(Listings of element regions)

---

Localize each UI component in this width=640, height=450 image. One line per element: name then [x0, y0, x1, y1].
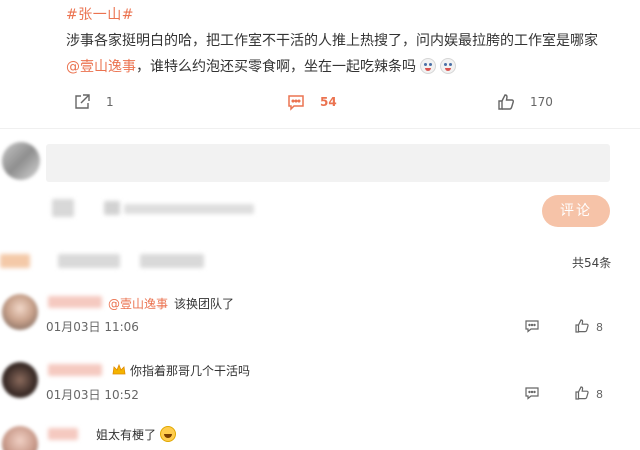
- sort-tab-other[interactable]: [140, 254, 204, 268]
- commenter-name[interactable]: [48, 296, 102, 308]
- sort-tab-hot[interactable]: [0, 254, 30, 268]
- post-hashtag[interactable]: #张一山#: [66, 4, 134, 24]
- emoji-icon: [440, 58, 456, 74]
- post-text-line1: 涉事各家挺明白的哈，把工作室不干活的人推上热搜了，问内娱最拉胯的工作室是哪家: [66, 33, 598, 49]
- commenter-name[interactable]: [48, 364, 102, 376]
- comment-time: 01月03日 10:52: [46, 388, 139, 402]
- submit-comment-button[interactable]: 评论: [542, 195, 610, 227]
- avatar[interactable]: [2, 294, 38, 330]
- avatar[interactable]: [2, 426, 38, 450]
- thumbs-up-icon: [498, 94, 514, 110]
- commenter-name[interactable]: [48, 428, 78, 440]
- comment-count: 54: [320, 95, 337, 109]
- reply-icon[interactable]: [524, 318, 540, 334]
- current-user-avatar: [2, 142, 40, 180]
- repost-option[interactable]: [124, 204, 254, 214]
- like-button[interactable]: 170: [496, 92, 553, 112]
- share-icon: [75, 94, 90, 109]
- thumbs-up-icon[interactable]: [574, 385, 590, 401]
- post-text-line2: ，谁特么约泡还买零食啊，坐在一起吃辣条吗: [136, 59, 416, 75]
- post-mention[interactable]: @壹山逸事: [66, 59, 136, 75]
- laugh-emoji-icon: [160, 426, 177, 442]
- comment-button[interactable]: 54: [286, 92, 337, 112]
- comment-text: 你指着那哥几个干活吗: [112, 362, 250, 379]
- comment-text: 姐太有梗了: [96, 426, 177, 443]
- avatar[interactable]: [2, 362, 38, 398]
- emoji-picker-icon[interactable]: [52, 199, 74, 217]
- total-comments: 共54条: [572, 256, 612, 270]
- share-button[interactable]: 1: [72, 92, 114, 112]
- comment-input[interactable]: [46, 144, 610, 182]
- like-count: 170: [530, 95, 553, 109]
- comment-icon: [288, 95, 304, 111]
- emoji-icon: [420, 58, 436, 74]
- comment-text: @壹山逸事 该换团队了: [108, 297, 235, 311]
- comment-like-count: 8: [596, 388, 603, 401]
- sort-tab-time[interactable]: [58, 254, 120, 268]
- comment-time: 01月03日 11:06: [46, 320, 139, 334]
- post-text: 涉事各家挺明白的哈，把工作室不干活的人推上热搜了，问内娱最拉胯的工作室是哪家 @…: [66, 28, 626, 80]
- crown-icon: [112, 363, 126, 375]
- thumbs-up-icon[interactable]: [574, 318, 590, 334]
- share-count: 1: [106, 95, 114, 109]
- comment-mention[interactable]: @壹山逸事: [108, 297, 168, 311]
- reply-icon[interactable]: [524, 385, 540, 401]
- divider: [0, 128, 640, 129]
- image-picker-icon[interactable]: [104, 201, 120, 215]
- comment-like-count: 8: [596, 321, 603, 334]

---

> [PROBLEM REQUIREMENTS] Reproduce every line of the data above word for word, omitting the pictures.

> [WRITTEN SOLUTION]
Localize each UI component in this width=640, height=450 image. One line per element: name then [x0, y0, x1, y1].
- sort-tab-other[interactable]: [140, 254, 204, 268]
- commenter-name[interactable]: [48, 296, 102, 308]
- sort-tab-hot[interactable]: [0, 254, 30, 268]
- post-hashtag[interactable]: #张一山#: [66, 4, 134, 24]
- emoji-icon: [440, 58, 456, 74]
- post-text-line1: 涉事各家挺明白的哈，把工作室不干活的人推上热搜了，问内娱最拉胯的工作室是哪家: [66, 33, 598, 49]
- commenter-name[interactable]: [48, 364, 102, 376]
- comment-time: 01月03日 10:52: [46, 388, 139, 402]
- submit-comment-button[interactable]: 评论: [542, 195, 610, 227]
- avatar[interactable]: [2, 294, 38, 330]
- avatar[interactable]: [2, 426, 38, 450]
- thumbs-up-icon: [498, 94, 514, 110]
- commenter-name[interactable]: [48, 428, 78, 440]
- comment-count: 54: [320, 95, 337, 109]
- reply-icon[interactable]: [524, 318, 540, 334]
- current-user-avatar: [2, 142, 40, 180]
- repost-option[interactable]: [124, 204, 254, 214]
- like-button[interactable]: 170: [496, 92, 553, 112]
- share-icon: [75, 94, 90, 109]
- thumbs-up-icon[interactable]: [574, 385, 590, 401]
- post-text-line2: ，谁特么约泡还买零食啊，坐在一起吃辣条吗: [136, 59, 416, 75]
- post-mention[interactable]: @壹山逸事: [66, 59, 136, 75]
- laugh-emoji-icon: [160, 426, 177, 442]
- comment-button[interactable]: 54: [286, 92, 337, 112]
- comment-text: 你指着那哥几个干活吗: [112, 362, 250, 379]
- comment-text: 姐太有梗了: [96, 426, 177, 443]
- avatar[interactable]: [2, 362, 38, 398]
- emoji-picker-icon[interactable]: [52, 199, 74, 217]
- total-comments: 共54条: [572, 256, 612, 270]
- share-button[interactable]: 1: [72, 92, 114, 112]
- comment-input[interactable]: [46, 144, 610, 182]
- like-count: 170: [530, 95, 553, 109]
- comment-icon: [288, 95, 304, 111]
- emoji-icon: [420, 58, 436, 74]
- comment-text: @壹山逸事 该换团队了: [108, 297, 235, 311]
- comment-like-count: 8: [596, 388, 603, 401]
- sort-tab-time[interactable]: [58, 254, 120, 268]
- comment-time: 01月03日 11:06: [46, 320, 139, 334]
- post-text: 涉事各家挺明白的哈，把工作室不干活的人推上热搜了，问内娱最拉胯的工作室是哪家 @…: [66, 28, 626, 80]
- crown-icon: [112, 363, 126, 375]
- thumbs-up-icon[interactable]: [574, 318, 590, 334]
- share-count: 1: [106, 95, 114, 109]
- comment-mention[interactable]: @壹山逸事: [108, 297, 168, 311]
- reply-icon[interactable]: [524, 385, 540, 401]
- divider: [0, 128, 640, 129]
- image-picker-icon[interactable]: [104, 201, 120, 215]
- comment-like-count: 8: [596, 321, 603, 334]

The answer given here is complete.